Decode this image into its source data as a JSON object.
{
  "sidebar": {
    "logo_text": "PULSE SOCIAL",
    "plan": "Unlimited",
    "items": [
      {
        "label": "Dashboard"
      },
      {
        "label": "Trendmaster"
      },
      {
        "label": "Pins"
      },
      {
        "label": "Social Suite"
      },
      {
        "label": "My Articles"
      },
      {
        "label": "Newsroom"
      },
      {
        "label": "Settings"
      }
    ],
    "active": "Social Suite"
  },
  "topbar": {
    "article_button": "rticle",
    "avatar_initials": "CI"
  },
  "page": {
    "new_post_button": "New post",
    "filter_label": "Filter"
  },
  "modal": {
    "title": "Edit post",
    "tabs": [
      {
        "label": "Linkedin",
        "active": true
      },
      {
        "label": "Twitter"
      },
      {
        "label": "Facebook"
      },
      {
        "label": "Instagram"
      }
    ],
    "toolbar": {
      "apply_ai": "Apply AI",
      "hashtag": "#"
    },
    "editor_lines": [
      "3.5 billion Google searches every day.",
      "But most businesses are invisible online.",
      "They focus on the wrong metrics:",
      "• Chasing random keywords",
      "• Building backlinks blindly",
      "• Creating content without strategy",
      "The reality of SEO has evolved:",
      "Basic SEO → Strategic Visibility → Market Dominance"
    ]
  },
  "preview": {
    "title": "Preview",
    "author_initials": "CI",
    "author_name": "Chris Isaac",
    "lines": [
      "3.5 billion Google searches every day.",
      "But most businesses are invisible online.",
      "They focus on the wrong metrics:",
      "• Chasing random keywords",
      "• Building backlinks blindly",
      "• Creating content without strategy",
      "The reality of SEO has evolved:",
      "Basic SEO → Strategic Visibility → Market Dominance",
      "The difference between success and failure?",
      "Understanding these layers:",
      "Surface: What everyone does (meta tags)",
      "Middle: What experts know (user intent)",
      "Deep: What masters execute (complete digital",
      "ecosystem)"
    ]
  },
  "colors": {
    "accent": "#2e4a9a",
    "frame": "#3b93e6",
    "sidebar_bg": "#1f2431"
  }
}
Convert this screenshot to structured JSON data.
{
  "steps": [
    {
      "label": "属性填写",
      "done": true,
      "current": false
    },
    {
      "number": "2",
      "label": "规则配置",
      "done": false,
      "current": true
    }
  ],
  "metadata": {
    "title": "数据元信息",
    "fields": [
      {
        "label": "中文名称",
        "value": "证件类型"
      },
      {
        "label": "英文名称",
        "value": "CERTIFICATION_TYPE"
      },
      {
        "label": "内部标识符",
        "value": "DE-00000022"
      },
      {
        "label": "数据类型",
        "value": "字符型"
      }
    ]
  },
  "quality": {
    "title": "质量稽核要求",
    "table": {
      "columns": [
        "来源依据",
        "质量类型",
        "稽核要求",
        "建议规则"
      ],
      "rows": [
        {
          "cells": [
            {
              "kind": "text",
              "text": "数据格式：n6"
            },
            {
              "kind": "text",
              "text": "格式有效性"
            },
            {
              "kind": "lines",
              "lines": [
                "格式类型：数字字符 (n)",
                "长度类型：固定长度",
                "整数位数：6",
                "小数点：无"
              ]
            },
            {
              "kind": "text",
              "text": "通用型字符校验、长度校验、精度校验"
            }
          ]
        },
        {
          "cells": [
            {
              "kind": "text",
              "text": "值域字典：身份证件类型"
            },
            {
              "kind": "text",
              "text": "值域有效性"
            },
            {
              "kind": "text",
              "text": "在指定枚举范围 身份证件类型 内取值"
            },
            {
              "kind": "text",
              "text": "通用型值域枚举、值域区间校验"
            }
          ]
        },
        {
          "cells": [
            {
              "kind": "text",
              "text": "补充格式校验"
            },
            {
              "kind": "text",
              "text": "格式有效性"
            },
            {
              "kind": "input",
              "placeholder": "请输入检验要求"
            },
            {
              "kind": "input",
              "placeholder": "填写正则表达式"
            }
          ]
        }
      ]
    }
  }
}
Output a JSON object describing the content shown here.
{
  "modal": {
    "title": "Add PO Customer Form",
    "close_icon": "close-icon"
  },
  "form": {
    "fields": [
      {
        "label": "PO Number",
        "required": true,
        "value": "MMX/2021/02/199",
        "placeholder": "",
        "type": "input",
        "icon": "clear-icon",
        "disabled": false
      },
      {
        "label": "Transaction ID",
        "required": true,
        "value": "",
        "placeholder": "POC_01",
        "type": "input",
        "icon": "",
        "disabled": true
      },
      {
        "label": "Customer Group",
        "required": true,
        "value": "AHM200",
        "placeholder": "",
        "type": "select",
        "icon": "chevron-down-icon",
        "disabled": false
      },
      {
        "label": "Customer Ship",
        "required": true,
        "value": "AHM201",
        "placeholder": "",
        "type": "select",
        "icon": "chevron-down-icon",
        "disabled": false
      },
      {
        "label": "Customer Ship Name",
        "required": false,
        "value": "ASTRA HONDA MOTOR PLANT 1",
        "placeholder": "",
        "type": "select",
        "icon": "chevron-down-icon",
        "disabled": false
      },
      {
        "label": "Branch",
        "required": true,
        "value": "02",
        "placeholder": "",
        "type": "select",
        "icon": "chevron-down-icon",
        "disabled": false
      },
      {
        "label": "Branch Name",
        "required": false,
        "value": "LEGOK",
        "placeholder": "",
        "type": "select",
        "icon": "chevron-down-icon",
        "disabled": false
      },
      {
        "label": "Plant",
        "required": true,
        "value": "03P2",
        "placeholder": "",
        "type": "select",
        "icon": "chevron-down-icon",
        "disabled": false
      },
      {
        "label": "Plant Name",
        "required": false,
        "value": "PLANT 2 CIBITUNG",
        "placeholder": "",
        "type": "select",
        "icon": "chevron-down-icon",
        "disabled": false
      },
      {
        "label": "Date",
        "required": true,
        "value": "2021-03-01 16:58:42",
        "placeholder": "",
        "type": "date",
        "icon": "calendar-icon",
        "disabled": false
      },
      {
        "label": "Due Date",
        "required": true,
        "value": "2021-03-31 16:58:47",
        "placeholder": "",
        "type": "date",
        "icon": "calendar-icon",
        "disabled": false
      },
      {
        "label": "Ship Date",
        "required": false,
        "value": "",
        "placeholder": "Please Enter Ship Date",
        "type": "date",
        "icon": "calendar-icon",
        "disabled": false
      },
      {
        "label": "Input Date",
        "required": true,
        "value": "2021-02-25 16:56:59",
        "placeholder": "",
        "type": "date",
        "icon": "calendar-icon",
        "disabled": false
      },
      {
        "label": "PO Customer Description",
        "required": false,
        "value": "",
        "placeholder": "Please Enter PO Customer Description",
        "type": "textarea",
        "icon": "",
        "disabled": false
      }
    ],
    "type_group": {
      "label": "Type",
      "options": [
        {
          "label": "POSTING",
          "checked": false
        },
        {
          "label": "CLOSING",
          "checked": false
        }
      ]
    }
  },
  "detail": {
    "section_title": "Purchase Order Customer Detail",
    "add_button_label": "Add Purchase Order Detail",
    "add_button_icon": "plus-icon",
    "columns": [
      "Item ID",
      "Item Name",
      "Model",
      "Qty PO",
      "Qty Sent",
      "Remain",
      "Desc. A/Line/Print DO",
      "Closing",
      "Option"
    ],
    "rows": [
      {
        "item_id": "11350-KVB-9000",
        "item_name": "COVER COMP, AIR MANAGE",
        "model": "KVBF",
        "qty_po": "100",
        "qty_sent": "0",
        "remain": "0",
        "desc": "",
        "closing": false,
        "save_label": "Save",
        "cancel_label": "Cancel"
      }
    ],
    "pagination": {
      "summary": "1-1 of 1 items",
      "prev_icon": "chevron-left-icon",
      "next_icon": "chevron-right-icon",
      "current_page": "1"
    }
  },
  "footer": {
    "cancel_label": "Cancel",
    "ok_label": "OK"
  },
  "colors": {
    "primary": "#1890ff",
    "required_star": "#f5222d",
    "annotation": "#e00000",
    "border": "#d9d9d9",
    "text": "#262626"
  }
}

···

What is being asked: Copy, from the material above, each line in which the string "Suite" occurs.

Task response:
        "label": "Social Suite"
    "active": "Social Suite"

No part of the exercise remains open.